Check every line for the word "dřevoviny" and give the number of lines where it occurs, nothing else.

§ **INPUT MATERIAL**:

::::::::

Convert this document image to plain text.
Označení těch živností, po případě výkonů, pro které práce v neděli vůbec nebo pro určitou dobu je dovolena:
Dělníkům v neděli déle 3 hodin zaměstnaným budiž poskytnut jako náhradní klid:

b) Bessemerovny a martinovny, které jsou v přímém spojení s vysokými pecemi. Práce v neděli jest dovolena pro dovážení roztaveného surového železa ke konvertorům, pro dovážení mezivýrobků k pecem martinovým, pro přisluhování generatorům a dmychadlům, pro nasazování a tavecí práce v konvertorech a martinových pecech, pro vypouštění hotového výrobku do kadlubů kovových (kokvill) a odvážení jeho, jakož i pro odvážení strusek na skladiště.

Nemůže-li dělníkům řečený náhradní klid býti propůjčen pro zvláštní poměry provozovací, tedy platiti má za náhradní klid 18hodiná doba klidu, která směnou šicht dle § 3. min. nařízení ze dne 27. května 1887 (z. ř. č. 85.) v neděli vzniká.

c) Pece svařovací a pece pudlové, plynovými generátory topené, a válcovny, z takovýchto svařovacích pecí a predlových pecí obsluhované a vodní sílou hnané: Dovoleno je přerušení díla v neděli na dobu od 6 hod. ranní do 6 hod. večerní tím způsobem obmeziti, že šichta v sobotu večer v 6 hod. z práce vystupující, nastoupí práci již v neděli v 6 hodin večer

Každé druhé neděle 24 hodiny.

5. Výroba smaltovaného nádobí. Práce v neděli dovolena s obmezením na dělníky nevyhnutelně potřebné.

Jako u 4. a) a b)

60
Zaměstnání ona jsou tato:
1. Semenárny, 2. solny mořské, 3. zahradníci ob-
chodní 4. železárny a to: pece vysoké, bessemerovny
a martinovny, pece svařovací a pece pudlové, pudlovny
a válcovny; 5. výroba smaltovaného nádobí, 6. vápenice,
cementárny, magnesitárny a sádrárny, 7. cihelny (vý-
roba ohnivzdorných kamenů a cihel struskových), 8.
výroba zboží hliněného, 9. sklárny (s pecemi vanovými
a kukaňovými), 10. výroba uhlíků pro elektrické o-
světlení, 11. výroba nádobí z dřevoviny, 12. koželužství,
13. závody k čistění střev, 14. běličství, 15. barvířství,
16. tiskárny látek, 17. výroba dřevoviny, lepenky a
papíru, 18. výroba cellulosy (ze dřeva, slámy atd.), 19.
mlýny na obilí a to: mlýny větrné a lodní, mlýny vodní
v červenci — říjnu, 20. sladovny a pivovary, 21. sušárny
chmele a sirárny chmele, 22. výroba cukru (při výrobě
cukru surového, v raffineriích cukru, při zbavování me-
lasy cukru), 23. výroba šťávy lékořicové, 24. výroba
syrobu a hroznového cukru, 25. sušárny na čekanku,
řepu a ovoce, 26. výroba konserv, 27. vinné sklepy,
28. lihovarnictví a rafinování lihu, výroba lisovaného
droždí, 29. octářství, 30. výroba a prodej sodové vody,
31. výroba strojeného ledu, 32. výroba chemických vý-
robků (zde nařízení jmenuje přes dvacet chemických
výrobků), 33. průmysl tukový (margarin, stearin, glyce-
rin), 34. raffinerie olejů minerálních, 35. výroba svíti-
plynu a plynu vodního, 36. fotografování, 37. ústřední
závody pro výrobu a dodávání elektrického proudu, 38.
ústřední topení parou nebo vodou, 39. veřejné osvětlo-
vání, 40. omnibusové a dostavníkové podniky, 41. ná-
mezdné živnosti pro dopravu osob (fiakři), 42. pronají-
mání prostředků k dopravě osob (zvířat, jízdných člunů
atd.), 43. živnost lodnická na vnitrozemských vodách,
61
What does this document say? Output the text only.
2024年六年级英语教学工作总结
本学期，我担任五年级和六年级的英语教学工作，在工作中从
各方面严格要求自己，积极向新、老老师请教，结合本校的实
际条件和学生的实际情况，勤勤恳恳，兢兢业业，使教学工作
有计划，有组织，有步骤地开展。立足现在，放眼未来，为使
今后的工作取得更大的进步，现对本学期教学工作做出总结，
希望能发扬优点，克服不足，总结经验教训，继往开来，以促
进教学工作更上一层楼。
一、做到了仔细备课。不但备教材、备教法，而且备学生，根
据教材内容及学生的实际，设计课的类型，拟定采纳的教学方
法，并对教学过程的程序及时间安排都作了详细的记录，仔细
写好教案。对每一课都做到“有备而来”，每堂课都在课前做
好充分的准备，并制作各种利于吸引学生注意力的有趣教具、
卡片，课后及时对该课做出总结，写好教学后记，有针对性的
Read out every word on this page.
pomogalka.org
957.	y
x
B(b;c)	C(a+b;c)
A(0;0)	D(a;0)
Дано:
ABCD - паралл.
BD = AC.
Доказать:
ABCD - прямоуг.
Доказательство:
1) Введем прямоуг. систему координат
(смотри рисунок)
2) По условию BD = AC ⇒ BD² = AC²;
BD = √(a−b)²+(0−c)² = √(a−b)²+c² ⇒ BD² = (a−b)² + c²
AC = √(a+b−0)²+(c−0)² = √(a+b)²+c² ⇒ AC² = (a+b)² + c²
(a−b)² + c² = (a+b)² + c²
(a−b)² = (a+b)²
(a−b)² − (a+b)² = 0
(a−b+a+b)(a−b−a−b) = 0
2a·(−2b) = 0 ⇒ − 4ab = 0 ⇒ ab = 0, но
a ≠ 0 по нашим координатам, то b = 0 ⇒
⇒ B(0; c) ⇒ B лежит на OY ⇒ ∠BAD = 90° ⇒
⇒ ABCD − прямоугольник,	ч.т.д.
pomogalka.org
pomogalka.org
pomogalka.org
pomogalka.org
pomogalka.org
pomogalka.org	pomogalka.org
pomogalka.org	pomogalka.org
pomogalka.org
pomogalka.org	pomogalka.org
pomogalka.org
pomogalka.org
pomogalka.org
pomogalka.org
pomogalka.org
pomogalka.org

::::::::

§ **FINISHED ANSWER**: 2